Work to do: Output all lines exactly.
········
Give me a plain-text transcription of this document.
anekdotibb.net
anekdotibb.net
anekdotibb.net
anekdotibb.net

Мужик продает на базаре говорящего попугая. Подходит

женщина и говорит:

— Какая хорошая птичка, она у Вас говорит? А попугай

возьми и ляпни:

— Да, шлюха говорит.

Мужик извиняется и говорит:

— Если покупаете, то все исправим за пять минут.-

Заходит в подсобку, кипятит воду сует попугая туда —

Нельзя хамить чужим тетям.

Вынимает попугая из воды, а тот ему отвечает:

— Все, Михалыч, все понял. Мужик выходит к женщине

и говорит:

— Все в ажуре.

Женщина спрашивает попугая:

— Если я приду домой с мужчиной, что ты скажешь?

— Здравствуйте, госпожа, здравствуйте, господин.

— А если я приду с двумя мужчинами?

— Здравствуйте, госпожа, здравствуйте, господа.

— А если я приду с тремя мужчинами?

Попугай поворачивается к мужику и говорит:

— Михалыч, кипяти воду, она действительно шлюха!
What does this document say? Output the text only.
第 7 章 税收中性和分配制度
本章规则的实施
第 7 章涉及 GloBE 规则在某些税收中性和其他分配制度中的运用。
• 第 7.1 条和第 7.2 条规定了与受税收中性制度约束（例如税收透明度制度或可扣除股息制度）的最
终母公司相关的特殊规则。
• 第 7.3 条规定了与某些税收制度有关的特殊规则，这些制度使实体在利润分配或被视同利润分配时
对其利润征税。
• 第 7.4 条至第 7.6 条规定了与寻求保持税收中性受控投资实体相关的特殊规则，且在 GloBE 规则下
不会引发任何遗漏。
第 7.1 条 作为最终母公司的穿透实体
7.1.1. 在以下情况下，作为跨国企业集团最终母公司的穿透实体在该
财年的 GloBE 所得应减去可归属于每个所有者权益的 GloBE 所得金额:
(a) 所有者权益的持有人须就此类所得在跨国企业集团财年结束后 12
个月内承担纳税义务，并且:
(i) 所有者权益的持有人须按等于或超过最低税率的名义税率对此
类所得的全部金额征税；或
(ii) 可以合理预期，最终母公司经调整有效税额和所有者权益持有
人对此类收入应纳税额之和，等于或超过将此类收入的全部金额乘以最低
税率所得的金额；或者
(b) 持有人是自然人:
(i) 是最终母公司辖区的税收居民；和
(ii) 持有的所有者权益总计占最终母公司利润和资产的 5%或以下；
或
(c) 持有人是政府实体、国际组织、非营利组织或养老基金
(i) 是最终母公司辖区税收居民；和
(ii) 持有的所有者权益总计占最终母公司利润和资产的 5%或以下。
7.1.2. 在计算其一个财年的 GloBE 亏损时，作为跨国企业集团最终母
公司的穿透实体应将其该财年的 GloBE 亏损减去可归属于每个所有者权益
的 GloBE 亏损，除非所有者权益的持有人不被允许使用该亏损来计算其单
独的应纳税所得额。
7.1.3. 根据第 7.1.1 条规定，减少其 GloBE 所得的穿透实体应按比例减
········
Output below:
Give me a plain-text transcription of this document.
anekdotibb.net
anekdotibb.net
anekdotibb.net
anekdotibb.net

Мужик продает на базаре говорящего попугая. Подходит

женщина и говорит:

— Какая хорошая птичка, она у Вас говорит? А попугай

возьми и ляпни:

— Да, шлюха говорит.

Мужик извиняется и говорит:

— Если покупаете, то все исправим за пять минут.-

Заходит в подсобку, кипятит воду сует попугая туда —

Нельзя хамить чужим тетям.

Вынимает попугая из воды, а тот ему отвечает:

— Все, Михалыч, все понял. Мужик выходит к женщине

и говорит:

— Все в ажуре.

Женщина спрашивает попугая:

— Если я приду домой с мужчиной, что ты скажешь?

— Здравствуйте, госпожа, здравствуйте, господин.

— А если я приду с двумя мужчинами?

— Здравствуйте, госпожа, здравствуйте, господа.

— А если я приду с тремя мужчинами?

Попугай поворачивается к мужику и говорит:

— Михалыч, кипяти воду, она действительно шлюха!
What does this document say? Output the text only.
第 7 章 税收中性和分配制度
本章规则的实施
第 7 章涉及 GloBE 规则在某些税收中性和其他分配制度中的运用。
• 第 7.1 条和第 7.2 条规定了与受税收中性制度约束（例如税收透明度制度或可扣除股息制度）的最
终母公司相关的特殊规则。
• 第 7.3 条规定了与某些税收制度有关的特殊规则，这些制度使实体在利润分配或被视同利润分配时
对其利润征税。
• 第 7.4 条至第 7.6 条规定了与寻求保持税收中性受控投资实体相关的特殊规则，且在 GloBE 规则下
不会引发任何遗漏。
第 7.1 条 作为最终母公司的穿透实体
7.1.1. 在以下情况下，作为跨国企业集团最终母公司的穿透实体在该
财年的 GloBE 所得应减去可归属于每个所有者权益的 GloBE 所得金额:
(a) 所有者权益的持有人须就此类所得在跨国企业集团财年结束后 12
个月内承担纳税义务，并且:
(i) 所有者权益的持有人须按等于或超过最低税率的名义税率对此
类所得的全部金额征税；或
(ii) 可以合理预期，最终母公司经调整有效税额和所有者权益持有
人对此类收入应纳税额之和，等于或超过将此类收入的全部金额乘以最低
税率所得的金额；或者
(b) 持有人是自然人:
(i) 是最终母公司辖区的税收居民；和
(ii) 持有的所有者权益总计占最终母公司利润和资产的 5%或以下；
或
(c) 持有人是政府实体、国际组织、非营利组织或养老基金
(i) 是最终母公司辖区税收居民；和
(ii) 持有的所有者权益总计占最终母公司利润和资产的 5%或以下。
7.1.2. 在计算其一个财年的 GloBE 亏损时，作为跨国企业集团最终母
公司的穿透实体应将其该财年的 GloBE 亏损减去可归属于每个所有者权益
的 GloBE 亏损，除非所有者权益的持有人不被允许使用该亏损来计算其单
独的应纳税所得额。
7.1.3. 根据第 7.1.1 条规定，减少其 GloBE 所得的穿透实体应按比例减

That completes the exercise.